— BEGIN —

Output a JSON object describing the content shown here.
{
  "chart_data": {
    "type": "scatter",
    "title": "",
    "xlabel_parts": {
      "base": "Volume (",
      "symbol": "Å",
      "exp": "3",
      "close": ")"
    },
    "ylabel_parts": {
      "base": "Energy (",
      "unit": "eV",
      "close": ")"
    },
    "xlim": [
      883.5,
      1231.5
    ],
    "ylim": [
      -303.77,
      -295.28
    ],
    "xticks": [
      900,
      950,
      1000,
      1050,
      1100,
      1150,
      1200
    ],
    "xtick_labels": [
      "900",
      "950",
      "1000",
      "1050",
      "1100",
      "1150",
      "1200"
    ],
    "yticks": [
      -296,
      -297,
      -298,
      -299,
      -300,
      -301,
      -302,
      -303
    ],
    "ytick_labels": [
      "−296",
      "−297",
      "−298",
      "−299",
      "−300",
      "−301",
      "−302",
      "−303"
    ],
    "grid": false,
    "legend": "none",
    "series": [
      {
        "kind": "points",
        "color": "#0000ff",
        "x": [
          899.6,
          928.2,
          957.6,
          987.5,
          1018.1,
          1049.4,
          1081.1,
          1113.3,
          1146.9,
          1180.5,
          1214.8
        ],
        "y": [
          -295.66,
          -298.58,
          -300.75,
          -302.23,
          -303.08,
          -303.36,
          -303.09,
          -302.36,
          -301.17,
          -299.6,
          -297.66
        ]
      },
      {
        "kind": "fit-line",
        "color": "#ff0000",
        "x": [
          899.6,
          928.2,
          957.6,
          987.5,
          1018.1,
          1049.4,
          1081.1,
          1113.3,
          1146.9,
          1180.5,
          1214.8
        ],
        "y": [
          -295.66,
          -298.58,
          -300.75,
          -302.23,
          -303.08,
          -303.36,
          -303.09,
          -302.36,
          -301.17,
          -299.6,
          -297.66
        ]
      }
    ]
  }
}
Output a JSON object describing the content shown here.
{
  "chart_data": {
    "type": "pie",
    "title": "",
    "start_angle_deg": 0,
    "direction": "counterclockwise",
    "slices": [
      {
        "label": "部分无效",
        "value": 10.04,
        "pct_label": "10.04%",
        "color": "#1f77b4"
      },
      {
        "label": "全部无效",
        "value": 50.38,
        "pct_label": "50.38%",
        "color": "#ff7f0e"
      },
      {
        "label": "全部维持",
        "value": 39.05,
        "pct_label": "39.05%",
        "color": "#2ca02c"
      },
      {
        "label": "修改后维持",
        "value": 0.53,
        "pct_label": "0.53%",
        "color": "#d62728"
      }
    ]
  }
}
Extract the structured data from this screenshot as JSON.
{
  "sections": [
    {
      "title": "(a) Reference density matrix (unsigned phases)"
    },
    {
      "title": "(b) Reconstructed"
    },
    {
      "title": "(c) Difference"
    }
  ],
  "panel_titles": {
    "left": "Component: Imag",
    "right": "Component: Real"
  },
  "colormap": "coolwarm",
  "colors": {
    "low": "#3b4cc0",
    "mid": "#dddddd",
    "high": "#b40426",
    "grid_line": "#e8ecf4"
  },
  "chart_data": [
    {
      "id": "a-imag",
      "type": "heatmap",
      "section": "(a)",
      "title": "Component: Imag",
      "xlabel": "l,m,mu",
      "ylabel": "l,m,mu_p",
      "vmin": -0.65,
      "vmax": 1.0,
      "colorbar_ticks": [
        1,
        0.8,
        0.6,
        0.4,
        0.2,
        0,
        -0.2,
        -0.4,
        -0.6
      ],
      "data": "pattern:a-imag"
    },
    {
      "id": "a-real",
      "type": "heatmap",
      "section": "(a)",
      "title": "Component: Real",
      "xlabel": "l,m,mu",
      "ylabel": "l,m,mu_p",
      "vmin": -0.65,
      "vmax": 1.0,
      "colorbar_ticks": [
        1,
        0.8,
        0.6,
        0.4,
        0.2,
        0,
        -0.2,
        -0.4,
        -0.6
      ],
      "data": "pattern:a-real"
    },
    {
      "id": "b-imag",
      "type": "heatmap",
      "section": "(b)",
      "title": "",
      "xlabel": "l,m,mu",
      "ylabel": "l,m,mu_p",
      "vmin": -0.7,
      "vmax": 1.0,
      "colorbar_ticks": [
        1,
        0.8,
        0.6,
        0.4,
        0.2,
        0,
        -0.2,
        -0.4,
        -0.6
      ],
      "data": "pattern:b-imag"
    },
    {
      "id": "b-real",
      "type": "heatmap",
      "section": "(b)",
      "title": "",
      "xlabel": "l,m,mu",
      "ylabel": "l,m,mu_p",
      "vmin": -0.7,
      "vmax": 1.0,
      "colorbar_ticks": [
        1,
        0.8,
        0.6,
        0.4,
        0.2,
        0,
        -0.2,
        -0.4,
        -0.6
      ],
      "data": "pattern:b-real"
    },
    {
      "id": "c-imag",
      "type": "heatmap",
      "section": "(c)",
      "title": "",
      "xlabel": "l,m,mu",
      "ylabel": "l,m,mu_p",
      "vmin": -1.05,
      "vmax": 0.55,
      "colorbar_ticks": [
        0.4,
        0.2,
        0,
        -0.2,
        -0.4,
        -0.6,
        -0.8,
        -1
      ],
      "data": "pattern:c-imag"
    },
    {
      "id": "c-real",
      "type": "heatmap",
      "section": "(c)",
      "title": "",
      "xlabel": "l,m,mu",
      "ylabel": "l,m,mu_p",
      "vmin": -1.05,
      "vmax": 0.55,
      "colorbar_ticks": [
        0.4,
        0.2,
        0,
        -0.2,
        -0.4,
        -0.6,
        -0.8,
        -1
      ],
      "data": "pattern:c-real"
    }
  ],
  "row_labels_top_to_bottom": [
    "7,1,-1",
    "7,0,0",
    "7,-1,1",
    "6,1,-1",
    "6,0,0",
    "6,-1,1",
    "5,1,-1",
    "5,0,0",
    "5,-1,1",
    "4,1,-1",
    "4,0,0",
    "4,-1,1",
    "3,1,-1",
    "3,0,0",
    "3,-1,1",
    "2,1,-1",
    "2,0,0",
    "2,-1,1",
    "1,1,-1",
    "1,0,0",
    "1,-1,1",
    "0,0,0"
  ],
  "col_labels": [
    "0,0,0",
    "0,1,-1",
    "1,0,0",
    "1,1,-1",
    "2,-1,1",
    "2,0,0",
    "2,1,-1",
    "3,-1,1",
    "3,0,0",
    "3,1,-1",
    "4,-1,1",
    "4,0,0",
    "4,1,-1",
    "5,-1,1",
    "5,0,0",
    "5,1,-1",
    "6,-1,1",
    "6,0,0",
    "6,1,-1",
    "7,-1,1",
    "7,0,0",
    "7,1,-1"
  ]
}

— END —

What to work on → Lines holding the word "Component" should be counted across the entries; state only how many there are.

Response to this task → 4